### DATASET CONTENT
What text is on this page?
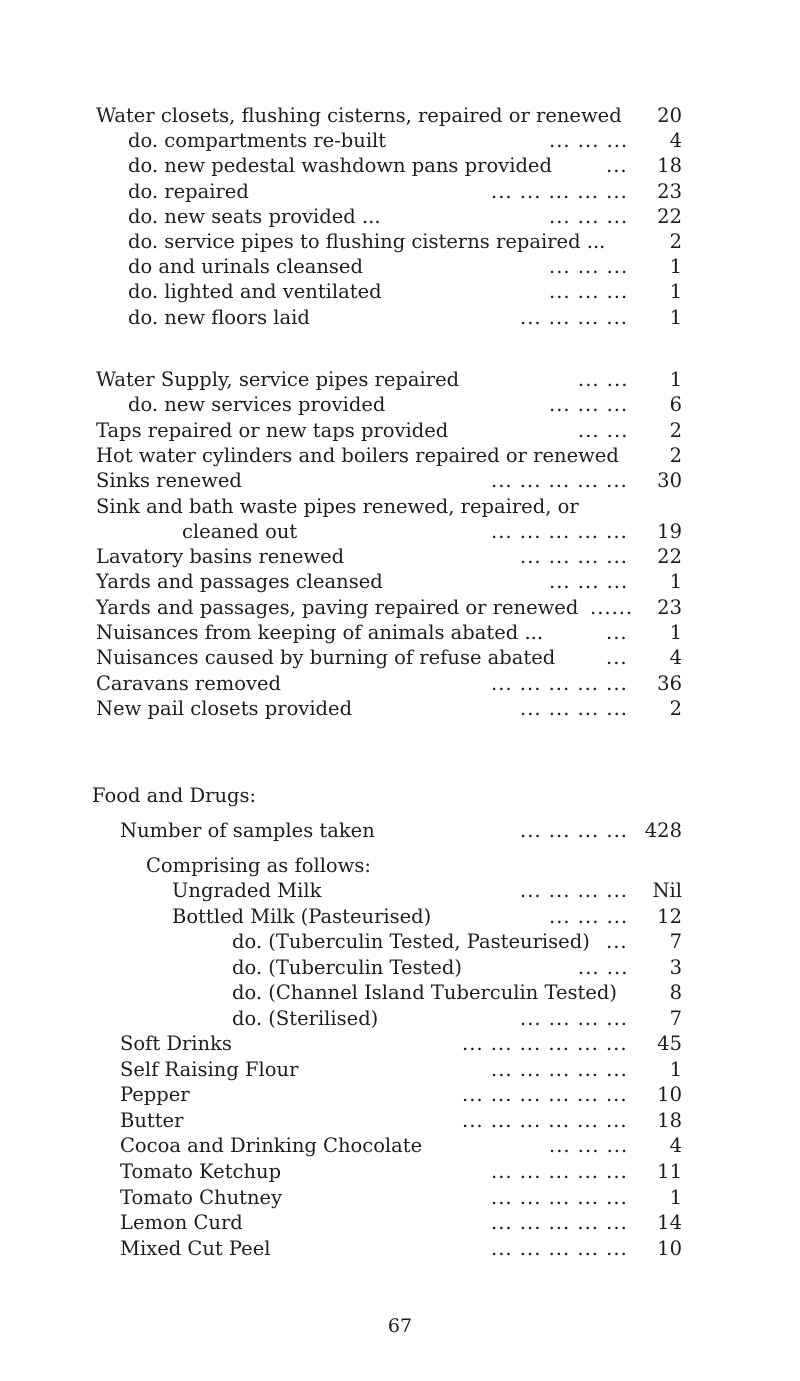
Water closets, flushing cisterns, repaired or renewed 20
do. compartments re-built	... ... ... 4
do. new pedestal washdown pans provided	... 18
do. repaired	... ... ... ... ... 23
do. new seats provided ...	... ... ... 22
do. service pipes to flushing cisterns repaired ...	2
do and urinals cleansed	... ... ... 1
do. lighted and ventilated	... ... ... 1
do. new floors laid	... ... ... ... 1
Water Supply, service pipes repaired	... ... 1
do. new services provided	... ... ... 6
Taps repaired or new taps provided	... ... 2
Hot water cylinders and boilers repaired or renewed	2
Sinks renewed	... ... ... ... ... 30
Sink and bath waste pipes renewed, repaired, or
cleaned out	... ... ... ... ... 19
Lavatory basins renewed	... ... ... ... 22
Yards and passages cleansed	... ... ... 1
Yards and passages, paving repaired or renewed ...... 23
Nuisances from keeping of animals abated ...	... 1
Nuisances caused by burning of refuse abated	... 4
Caravans removed	... ... ... ... ... 36
New pail closets provided	... ... ... ... 2
Food and Drugs:
Number of samples taken	... ... ... ... 428
Comprising as follows:
Ungraded Milk	... ... ... ... Nil
Bottled Milk (Pasteurised)	... ... ... 12
do. (Tuberculin Tested, Pasteurised) ... 7
do. (Tuberculin Tested)	... ... 3
do. (Channel Island Tuberculin Tested)	8
do. (Sterilised)	... ... ... ... 7
Soft Drinks	... ... ... ... ... ... 45
Self Raising Flour	... ... ... ... ... 1
Pepper	... ... ... ... ... ... 10
Butter	... ... ... ... ... ... 18
Cocoa and Drinking Chocolate	... ... ... 4
Tomato Ketchup	... ... ... ... ... 11
Tomato Chutney	... ... ... ... ... 1
Lemon Curd	... ... ... ... ... 14
Mixed Cut Peel	... ... ... ... ... 10
67
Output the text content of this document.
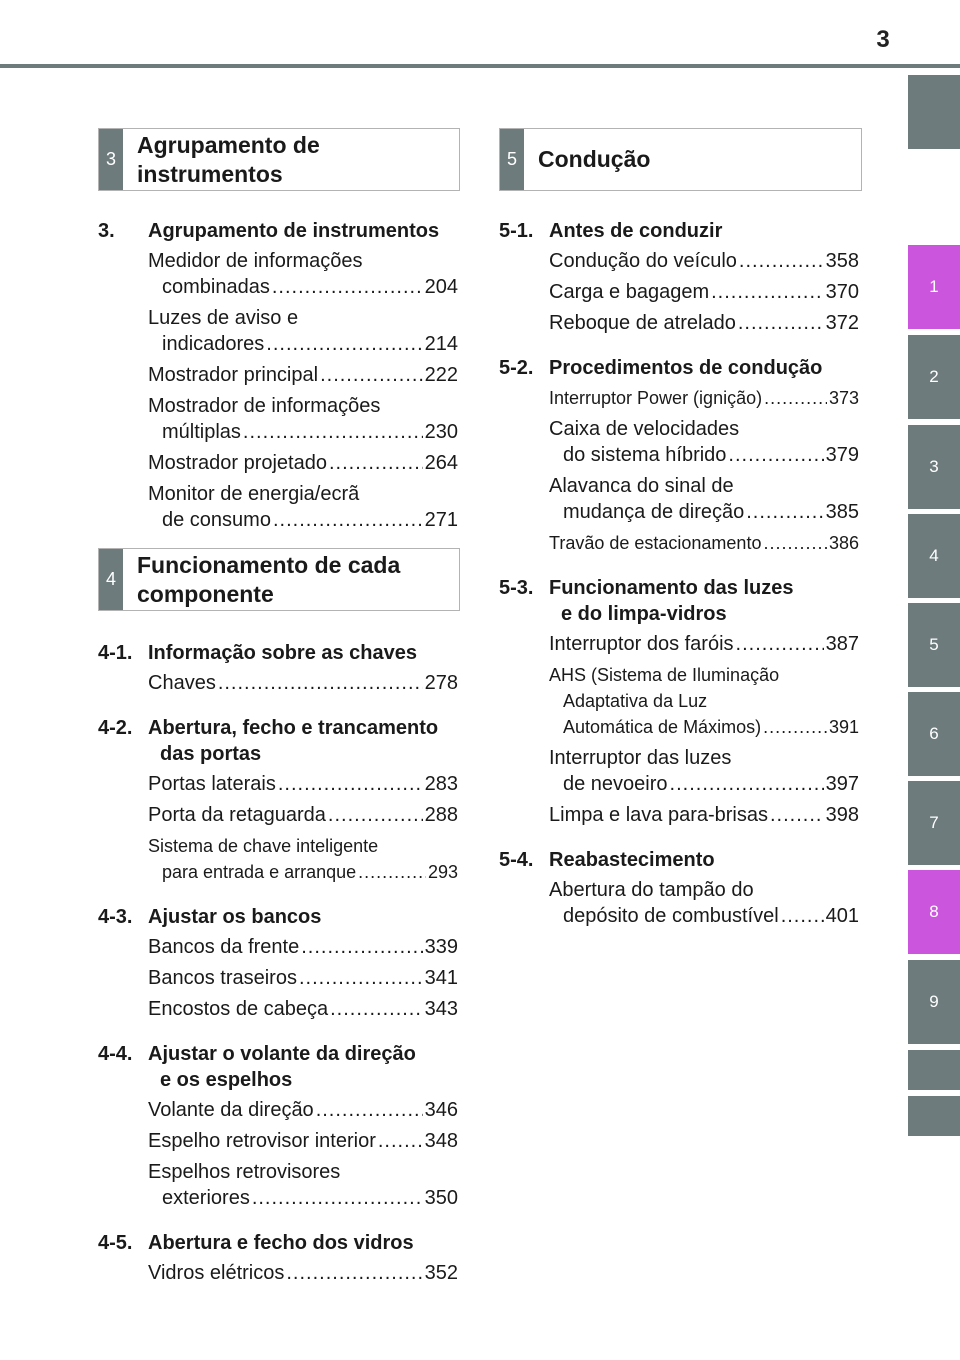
3
1
2
3
4
5
6
7
8
9
3
Agrupamento de
instrumentos
4
Funcionamento de cada
componente
5 Condução
3. Agrupamento de instrumentos
Medidor de informações
combinadas .....	204
Luzes de aviso e
indicadores .....	214
Mostrador principal .....	222
Mostrador de informações
múltiplas .....	230
Mostrador projetado .....	264
Monitor de energia/ecrã
de consumo .....	271
4-1. Informação sobre as chaves
Chaves .....	278
4-2. Abertura, fecho e trancamento
das portas
Portas laterais .....	283
Porta da retaguarda .....	288
Sistema de chave inteligente
para entrada e arranque .....	293
4-3. Ajustar os bancos
Bancos da frente .....	339
Bancos traseiros .....	341
Encostos de cabeça .....	343
4-4. Ajustar o volante da direção
e os espelhos
Volante da direção .....	346
Espelho retrovisor interior ..... 348
Espelhos retrovisores
exteriores .....	350
4-5. Abertura e fecho dos vidros
Vidros elétricos .....	352
5-1. Antes de conduzir
Condução do veículo .....	358
Carga e bagagem .....	370
Reboque de atrelado .....	372
5-2. Procedimentos de condução
Interruptor Power (ignição) .....	373
Caixa de velocidades
do sistema híbrido .....	379
Alavanca do sinal de
mudança de direção .....	385
Travão de estacionamento .....	386
5-3. Funcionamento das luzes
e do limpa-vidros
Interruptor dos faróis .....	387
AHS (Sistema de Iluminação
Adaptativa da Luz
Automática de Máximos) .....	391
Interruptor das luzes
de nevoeiro .....	397
Limpa e lava para-brisas .....	398
5-4. Reabastecimento
Abertura do tampão do
depósito de combustível ..... 401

### AIM
Reproduce every line exactly and omit all pictures.

### EXPECTED ANSWER
What text is on this page?
Water closets, flushing cisterns, repaired or renewed 20
do. compartments re-built	... ... ... 4
do. new pedestal washdown pans provided	... 18
do. repaired	... ... ... ... ... 23
do. new seats provided ...	... ... ... 22
do. service pipes to flushing cisterns repaired ...	2
do and urinals cleansed	... ... ... 1
do. lighted and ventilated	... ... ... 1
do. new floors laid	... ... ... ... 1
Water Supply, service pipes repaired	... ... 1
do. new services provided	... ... ... 6
Taps repaired or new taps provided	... ... 2
Hot water cylinders and boilers repaired or renewed	2
Sinks renewed	... ... ... ... ... 30
Sink and bath waste pipes renewed, repaired, or
cleaned out	... ... ... ... ... 19
Lavatory basins renewed	... ... ... ... 22
Yards and passages cleansed	... ... ... 1
Yards and passages, paving repaired or renewed ...... 23
Nuisances from keeping of animals abated ...	... 1
Nuisances caused by burning of refuse abated	... 4
Caravans removed	... ... ... ... ... 36
New pail closets provided	... ... ... ... 2
Food and Drugs:
Number of samples taken	... ... ... ... 428
Comprising as follows:
Ungraded Milk	... ... ... ... Nil
Bottled Milk (Pasteurised)	... ... ... 12
do. (Tuberculin Tested, Pasteurised) ... 7
do. (Tuberculin Tested)	... ... 3
do. (Channel Island Tuberculin Tested)	8
do. (Sterilised)	... ... ... ... 7
Soft Drinks	... ... ... ... ... ... 45
Self Raising Flour	... ... ... ... ... 1
Pepper	... ... ... ... ... ... 10
Butter	... ... ... ... ... ... 18
Cocoa and Drinking Chocolate	... ... ... 4
Tomato Ketchup	... ... ... ... ... 11
Tomato Chutney	... ... ... ... ... 1
Lemon Curd	... ... ... ... ... 14
Mixed Cut Peel	... ... ... ... ... 10
67
Output the text content of this document.
3
1
2
3
4
5
6
7
8
9
3
Agrupamento de
instrumentos
4
Funcionamento de cada
componente
5 Condução
3. Agrupamento de instrumentos
Medidor de informações
combinadas .....	204
Luzes de aviso e
indicadores .....	214
Mostrador principal .....	222
Mostrador de informações
múltiplas .....	230
Mostrador projetado .....	264
Monitor de energia/ecrã
de consumo .....	271
4-1. Informação sobre as chaves
Chaves .....	278
4-2. Abertura, fecho e trancamento
das portas
Portas laterais .....	283
Porta da retaguarda .....	288
Sistema de chave inteligente
para entrada e arranque .....	293
4-3. Ajustar os bancos
Bancos da frente .....	339
Bancos traseiros .....	341
Encostos de cabeça .....	343
4-4. Ajustar o volante da direção
e os espelhos
Volante da direção .....	346
Espelho retrovisor interior ..... 348
Espelhos retrovisores
exteriores .....	350
4-5. Abertura e fecho dos vidros
Vidros elétricos .....	352
5-1. Antes de conduzir
Condução do veículo .....	358
Carga e bagagem .....	370
Reboque de atrelado .....	372
5-2. Procedimentos de condução
Interruptor Power (ignição) .....	373
Caixa de velocidades
do sistema híbrido .....	379
Alavanca do sinal de
mudança de direção .....	385
Travão de estacionamento .....	386
5-3. Funcionamento das luzes
e do limpa-vidros
Interruptor dos faróis .....	387
AHS (Sistema de Iluminação
Adaptativa da Luz
Automática de Máximos) .....	391
Interruptor das luzes
de nevoeiro .....	397
Limpa e lava para-brisas .....	398
5-4. Reabastecimento
Abertura do tampão do
depósito de combustível ..... 401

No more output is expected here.